Aim | Make an exact copy of the records, dropping all pictures.

╭─ Material for this task

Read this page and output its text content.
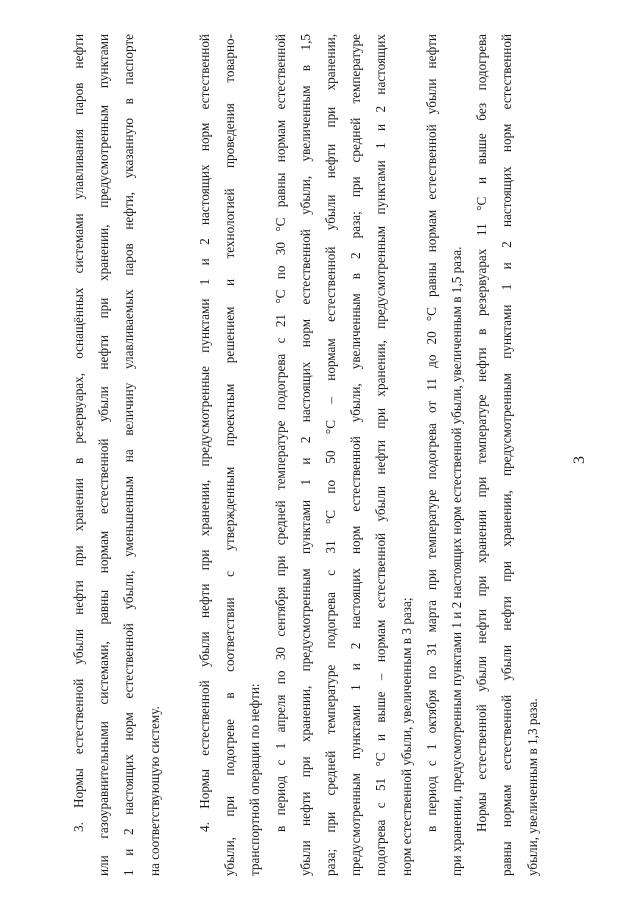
3
3. Нормы естественной убыли нефти при хранении в резервуарах, оснащённых системами улавливания паров нефти или газоуравнительными системами, равны нормам естественной убыли нефти при хранении, предусмотренным пунктами 1 и 2 настоящих норм естественной убыли, уменьшенным на величину улавливаемых паров нефти, указанную в паспорте на соответствующую систему.
	4. Нормы естественной убыли нефти при хранении, предусмотренные пунктами 1 и 2 настоящих норм естественной убыли, при подогреве в соответствии с утвержденным проектным решением и технологией проведения товарно- транспортной операции по нефти: в период с 1 апреля по 30 сентября при средней температуре подогрева с 21 °С по 30 °С равны нормам естественной убыли нефти при хранении, предусмотренным пунктами 1 и 2 настоящих норм естественной убыли, увеличенным в 1,5 раза; при средней температуре подогрева с 31 °С по 50 °С – нормам естественной убыли нефти при хранении, предусмотренным пунктами 1 и 2 настоящих норм естественной убыли, увеличенным в 2 раза; при средней температуре подогрева с 51 °С и выше – нормам естественной убыли нефти при хранении, предусмотренным пунктами 1 и 2 настоящих норм естественной убыли, увеличенным в 3 раза; в период с 1 октября по 31 марта при температуре подогрева от 11 до 20 °С равны нормам естественной убыли нефти при хранении, предусмотренным пунктами 1 и 2 настоящих норм естественной убыли, увеличенным в 1,5 раза. Нормы естественной убыли нефти при хранении при температуре нефти в резервуарах 11 °С и выше без подогрева равны нормам естественной убыли нефти при хранении, предусмотренным пунктами 1 и 2 настоящих норм естественной убыли, увеличенным в 1,3 раза.
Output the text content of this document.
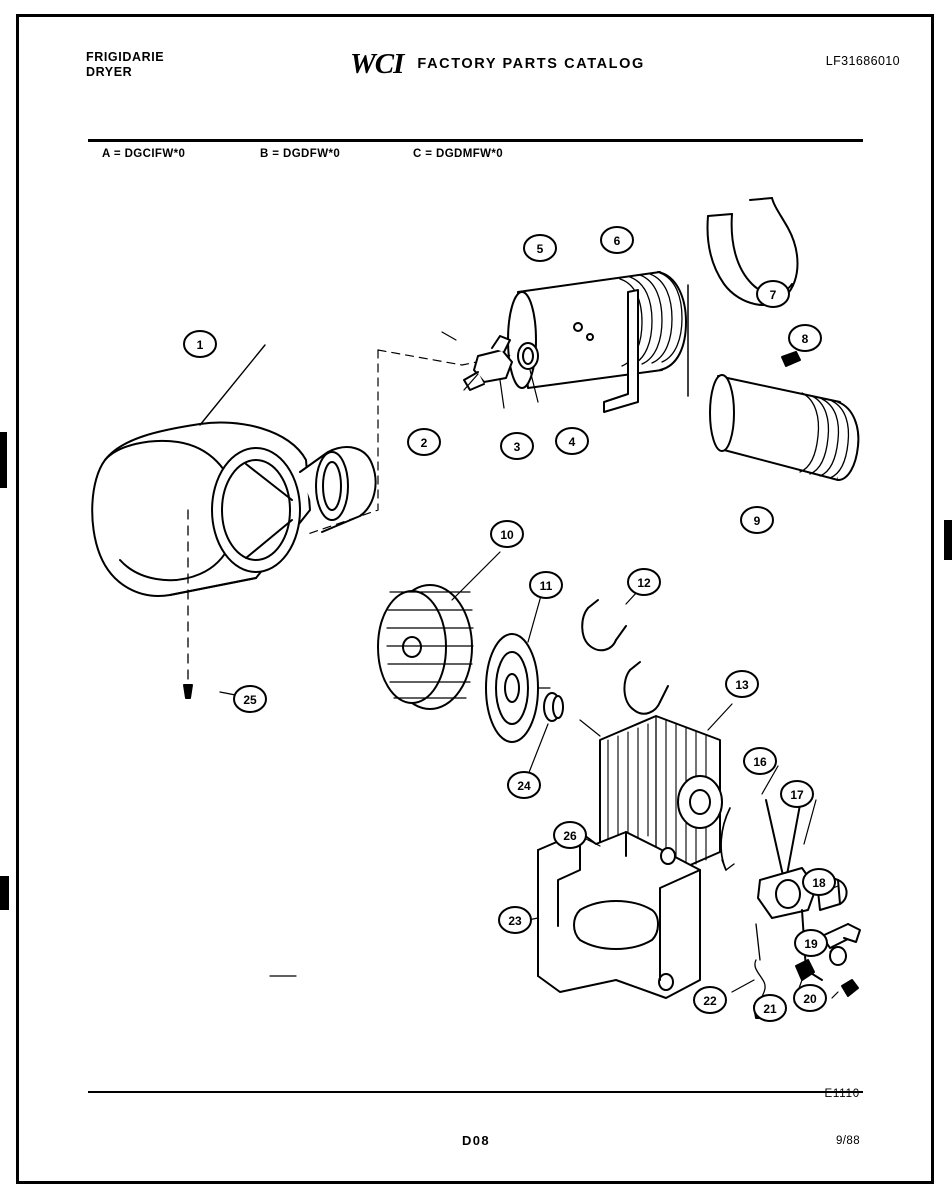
FRIGIDARIE
DRYER	WCI FACTORY PARTS CATALOG	LF31686010
A = DGCIFW*0	B = DGDFW*0	C = DGDMFW*0
1
2	3	4
5
6
7
8
9
10
11	12
13
16
17
18
19
20
21
22
23
24
25
26
E1110
D08	9/88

╰─

Solution to the problem |
Read this page and output its text content.
3
3. Нормы естественной убыли нефти при хранении в резервуарах, оснащённых системами улавливания паров нефти или газоуравнительными системами, равны нормам естественной убыли нефти при хранении, предусмотренным пунктами 1 и 2 настоящих норм естественной убыли, уменьшенным на величину улавливаемых паров нефти, указанную в паспорте на соответствующую систему.
	4. Нормы естественной убыли нефти при хранении, предусмотренные пунктами 1 и 2 настоящих норм естественной убыли, при подогреве в соответствии с утвержденным проектным решением и технологией проведения товарно- транспортной операции по нефти: в период с 1 апреля по 30 сентября при средней температуре подогрева с 21 °С по 30 °С равны нормам естественной убыли нефти при хранении, предусмотренным пунктами 1 и 2 настоящих норм естественной убыли, увеличенным в 1,5 раза; при средней температуре подогрева с 31 °С по 50 °С – нормам естественной убыли нефти при хранении, предусмотренным пунктами 1 и 2 настоящих норм естественной убыли, увеличенным в 2 раза; при средней температуре подогрева с 51 °С и выше – нормам естественной убыли нефти при хранении, предусмотренным пунктами 1 и 2 настоящих норм естественной убыли, увеличенным в 3 раза; в период с 1 октября по 31 марта при температуре подогрева от 11 до 20 °С равны нормам естественной убыли нефти при хранении, предусмотренным пунктами 1 и 2 настоящих норм естественной убыли, увеличенным в 1,5 раза. Нормы естественной убыли нефти при хранении при температуре нефти в резервуарах 11 °С и выше без подогрева равны нормам естественной убыли нефти при хранении, предусмотренным пунктами 1 и 2 настоящих норм естественной убыли, увеличенным в 1,3 раза.
Output the text content of this document.
FRIGIDARIE
DRYER	WCI FACTORY PARTS CATALOG	LF31686010
A = DGCIFW*0	B = DGDFW*0	C = DGDMFW*0
1
2	3	4
5
6
7
8
9
10
11	12
13
16
17
18
19
20
21
22
23
24
25
26
E1110
D08	9/88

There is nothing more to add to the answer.